**THE PROBLEM:** Give the number of lines in the records below that include "Contains". Reply with that number alone.
======== GIVEN INFORMATION ========
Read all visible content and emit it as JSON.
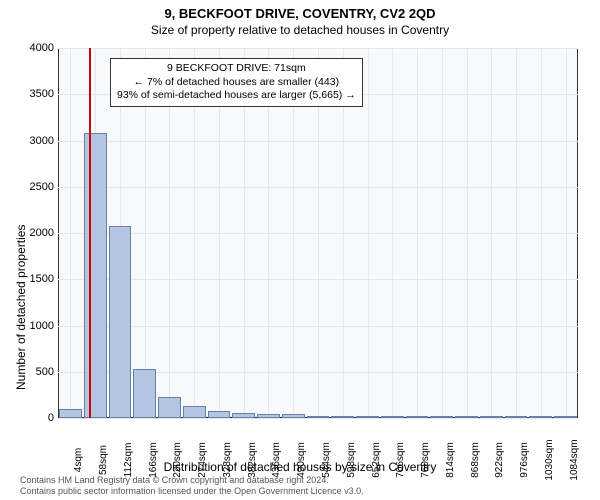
{
  "title": {
    "main": "9, BECKFOOT DRIVE, COVENTRY, CV2 2QD",
    "sub": "Size of property relative to detached houses in Coventry"
  },
  "chart": {
    "type": "histogram",
    "background_color": "#f8f9fb",
    "grid_color": "#e4e7ef",
    "border_color": "#333333",
    "bar_fill": "#b4c5e4",
    "bar_border": "#6b7fa8",
    "marker_color": "#cc0000",
    "ylabel": "Number of detached properties",
    "xlabel": "Distribution of detached houses by size in Coventry",
    "ylim": [
      0,
      4000
    ],
    "yticks": [
      0,
      500,
      1000,
      1500,
      2000,
      2500,
      3000,
      3500,
      4000
    ],
    "xticks": [
      "4sqm",
      "58sqm",
      "112sqm",
      "166sqm",
      "220sqm",
      "274sqm",
      "328sqm",
      "382sqm",
      "436sqm",
      "490sqm",
      "544sqm",
      "598sqm",
      "652sqm",
      "706sqm",
      "760sqm",
      "814sqm",
      "868sqm",
      "922sqm",
      "976sqm",
      "1030sqm",
      "1084sqm"
    ],
    "values": [
      100,
      3080,
      2080,
      530,
      230,
      130,
      80,
      50,
      40,
      40,
      25,
      20,
      10,
      10,
      10,
      5,
      5,
      5,
      5,
      5,
      5
    ],
    "marker_index": 1.24,
    "label_fontsize": 12,
    "tick_fontsize": 11
  },
  "annotation": {
    "line1": "9 BECKFOOT DRIVE: 71sqm",
    "line2": "← 7% of detached houses are smaller (443)",
    "line3": "93% of semi-detached houses are larger (5,665) →"
  },
  "footer": {
    "line1": "Contains HM Land Registry data © Crown copyright and database right 2024.",
    "line2": "Contains public sector information licensed under the Open Government Licence v3.0."
  }
}
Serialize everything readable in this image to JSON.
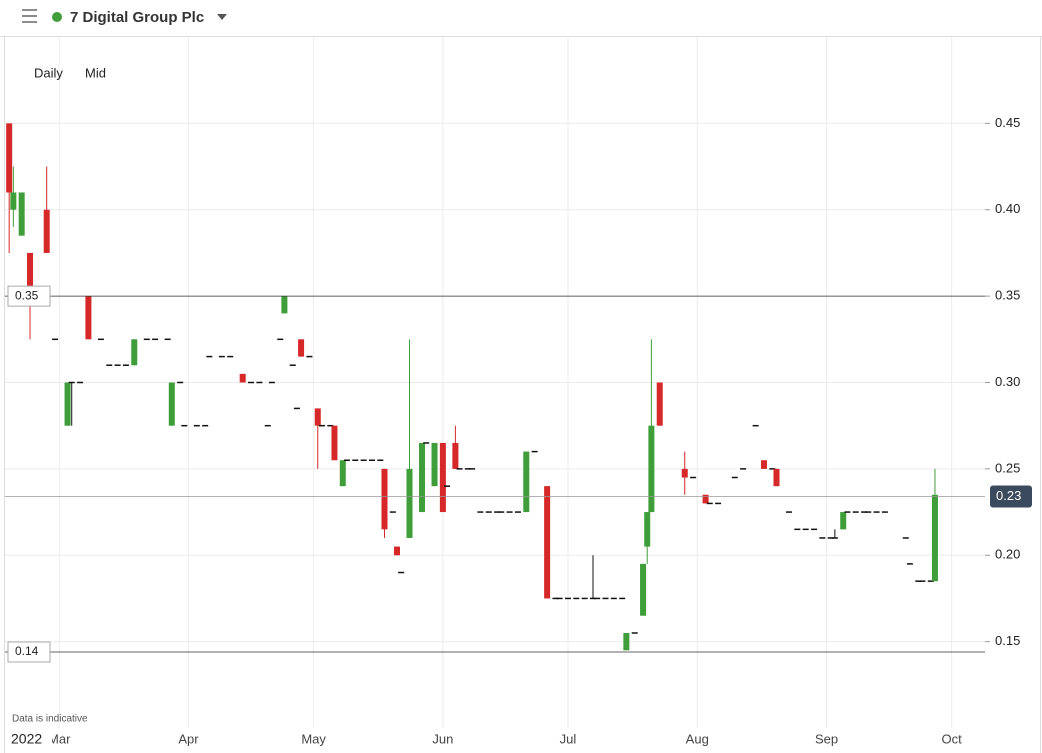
{
  "chart_data": {
    "type": "candlestick",
    "title": "7 Digital Group Plc",
    "interval": "Daily",
    "price_type": "Mid",
    "note": "Data is indicative",
    "year_label": "2022",
    "up_color": "#3f9e3a",
    "down_color": "#d62828",
    "flat_color": "#111111",
    "grid": true,
    "xlim": [
      47,
      282
    ],
    "ylim": [
      0.1,
      0.5
    ],
    "xticks": [
      {
        "value": 60,
        "label": "Mar"
      },
      {
        "value": 91,
        "label": "Apr"
      },
      {
        "value": 121,
        "label": "May"
      },
      {
        "value": 152,
        "label": "Jun"
      },
      {
        "value": 182,
        "label": "Jul"
      },
      {
        "value": 213,
        "label": "Aug"
      },
      {
        "value": 244,
        "label": "Sep"
      },
      {
        "value": 274,
        "label": "Oct"
      }
    ],
    "yticks": [
      0.15,
      {
        "value": 0.2,
        "label": "0.20"
      },
      0.25,
      {
        "value": 0.3,
        "label": "0.30"
      },
      0.35,
      {
        "value": 0.4,
        "label": "0.40"
      },
      0.45
    ],
    "reference_lines": [
      0.35,
      {
        "value": 0.144,
        "label": "0.14"
      }
    ],
    "last_price": {
      "value": 0.234,
      "label": "0.23"
    },
    "x": [
      48,
      49,
      51,
      53,
      57,
      59,
      62,
      63,
      65,
      67,
      70,
      72,
      74,
      76,
      78,
      81,
      83,
      86,
      87,
      89,
      90,
      93,
      95,
      96,
      99,
      101,
      104,
      106,
      108,
      110,
      111,
      113,
      114,
      116,
      117,
      118,
      120,
      122,
      123,
      125,
      126,
      128,
      129,
      131,
      133,
      135,
      137,
      138,
      140,
      141,
      142,
      144,
      147,
      148,
      150,
      152,
      153,
      155,
      156,
      158,
      159,
      161,
      163,
      165,
      166,
      168,
      170,
      172,
      174,
      177,
      179,
      180,
      182,
      184,
      186,
      188,
      189,
      191,
      193,
      195,
      196,
      198,
      200,
      201,
      202,
      204,
      210,
      212,
      215,
      216,
      218,
      222,
      224,
      227,
      229,
      231,
      232,
      235,
      237,
      239,
      241,
      243,
      245,
      246,
      248,
      249,
      251,
      253,
      254,
      256,
      258,
      263,
      264,
      266,
      267,
      269,
      270
    ],
    "open": [
      0.45,
      0.4,
      0.385,
      0.375,
      0.4,
      0.325,
      0.275,
      0.3,
      0.3,
      0.35,
      0.325,
      0.31,
      0.31,
      0.31,
      0.31,
      0.325,
      0.325,
      0.325,
      0.275,
      0.3,
      0.275,
      0.275,
      0.275,
      0.315,
      0.315,
      0.315,
      0.305,
      0.3,
      0.3,
      0.275,
      0.3,
      0.325,
      0.34,
      0.31,
      0.285,
      0.325,
      0.315,
      0.285,
      0.275,
      0.275,
      0.275,
      0.24,
      0.255,
      0.255,
      0.255,
      0.255,
      0.255,
      0.25,
      0.225,
      0.205,
      0.19,
      0.21,
      0.225,
      0.265,
      0.24,
      0.265,
      0.24,
      0.265,
      0.25,
      0.25,
      0.25,
      0.225,
      0.225,
      0.225,
      0.225,
      0.225,
      0.225,
      0.225,
      0.26,
      0.24,
      0.175,
      0.175,
      0.175,
      0.175,
      0.175,
      0.175,
      0.175,
      0.175,
      0.175,
      0.175,
      0.145,
      0.155,
      0.165,
      0.205,
      0.225,
      0.3,
      0.25,
      0.245,
      0.235,
      0.23,
      0.23,
      0.245,
      0.25,
      0.275,
      0.255,
      0.25,
      0.25,
      0.225,
      0.215,
      0.215,
      0.215,
      0.21,
      0.21,
      0.21,
      0.215,
      0.225,
      0.225,
      0.225,
      0.225,
      0.225,
      0.225,
      0.21,
      0.195,
      0.185,
      0.185,
      0.185,
      0.185
    ],
    "high": [
      0.45,
      0.425,
      0.41,
      0.375,
      0.425,
      0.325,
      0.3,
      0.3,
      0.3,
      0.35,
      0.325,
      0.31,
      0.31,
      0.31,
      0.325,
      0.325,
      0.325,
      0.325,
      0.3,
      0.3,
      0.275,
      0.275,
      0.275,
      0.315,
      0.315,
      0.315,
      0.305,
      0.3,
      0.3,
      0.275,
      0.3,
      0.325,
      0.35,
      0.31,
      0.285,
      0.325,
      0.315,
      0.285,
      0.275,
      0.275,
      0.275,
      0.255,
      0.255,
      0.255,
      0.255,
      0.255,
      0.255,
      0.25,
      0.225,
      0.205,
      0.19,
      0.325,
      0.265,
      0.265,
      0.265,
      0.265,
      0.24,
      0.275,
      0.25,
      0.25,
      0.25,
      0.225,
      0.225,
      0.225,
      0.225,
      0.225,
      0.225,
      0.26,
      0.26,
      0.24,
      0.175,
      0.175,
      0.175,
      0.175,
      0.175,
      0.2,
      0.175,
      0.175,
      0.175,
      0.175,
      0.155,
      0.155,
      0.195,
      0.225,
      0.325,
      0.3,
      0.26,
      0.245,
      0.235,
      0.23,
      0.23,
      0.245,
      0.25,
      0.275,
      0.255,
      0.25,
      0.25,
      0.225,
      0.215,
      0.215,
      0.215,
      0.21,
      0.21,
      0.215,
      0.225,
      0.225,
      0.225,
      0.225,
      0.225,
      0.225,
      0.225,
      0.21,
      0.195,
      0.185,
      0.185,
      0.185,
      0.25
    ],
    "low": [
      0.375,
      0.39,
      0.385,
      0.325,
      0.375,
      0.325,
      0.275,
      0.275,
      0.3,
      0.325,
      0.325,
      0.31,
      0.31,
      0.31,
      0.31,
      0.325,
      0.325,
      0.325,
      0.275,
      0.3,
      0.275,
      0.275,
      0.275,
      0.315,
      0.315,
      0.315,
      0.3,
      0.3,
      0.3,
      0.275,
      0.3,
      0.325,
      0.34,
      0.31,
      0.285,
      0.315,
      0.315,
      0.25,
      0.275,
      0.275,
      0.255,
      0.24,
      0.255,
      0.255,
      0.255,
      0.255,
      0.255,
      0.21,
      0.225,
      0.2,
      0.19,
      0.21,
      0.225,
      0.265,
      0.24,
      0.225,
      0.24,
      0.25,
      0.25,
      0.25,
      0.25,
      0.225,
      0.225,
      0.225,
      0.225,
      0.225,
      0.225,
      0.225,
      0.26,
      0.175,
      0.175,
      0.175,
      0.175,
      0.175,
      0.175,
      0.175,
      0.175,
      0.175,
      0.175,
      0.175,
      0.145,
      0.155,
      0.165,
      0.195,
      0.225,
      0.275,
      0.235,
      0.245,
      0.23,
      0.23,
      0.23,
      0.245,
      0.25,
      0.275,
      0.25,
      0.25,
      0.24,
      0.225,
      0.215,
      0.215,
      0.215,
      0.21,
      0.21,
      0.21,
      0.215,
      0.225,
      0.225,
      0.225,
      0.225,
      0.225,
      0.225,
      0.21,
      0.195,
      0.185,
      0.185,
      0.185,
      0.185
    ],
    "close": [
      0.41,
      0.41,
      0.41,
      0.35,
      0.375,
      0.325,
      0.3,
      0.3,
      0.3,
      0.325,
      0.325,
      0.31,
      0.31,
      0.31,
      0.325,
      0.325,
      0.325,
      0.325,
      0.3,
      0.3,
      0.275,
      0.275,
      0.275,
      0.315,
      0.315,
      0.315,
      0.3,
      0.3,
      0.3,
      0.275,
      0.3,
      0.325,
      0.35,
      0.31,
      0.285,
      0.315,
      0.315,
      0.275,
      0.275,
      0.275,
      0.255,
      0.255,
      0.255,
      0.255,
      0.255,
      0.255,
      0.255,
      0.215,
      0.225,
      0.2,
      0.19,
      0.25,
      0.265,
      0.265,
      0.265,
      0.225,
      0.24,
      0.25,
      0.25,
      0.25,
      0.25,
      0.225,
      0.225,
      0.225,
      0.225,
      0.225,
      0.225,
      0.26,
      0.26,
      0.175,
      0.175,
      0.175,
      0.175,
      0.175,
      0.175,
      0.175,
      0.175,
      0.175,
      0.175,
      0.175,
      0.155,
      0.155,
      0.195,
      0.225,
      0.275,
      0.275,
      0.245,
      0.245,
      0.23,
      0.23,
      0.23,
      0.245,
      0.25,
      0.275,
      0.25,
      0.25,
      0.24,
      0.225,
      0.215,
      0.215,
      0.215,
      0.21,
      0.21,
      0.21,
      0.225,
      0.225,
      0.225,
      0.225,
      0.225,
      0.225,
      0.225,
      0.21,
      0.195,
      0.185,
      0.185,
      0.185,
      0.235
    ]
  }
}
========
**REPLY TO THE EXERCISE:** 2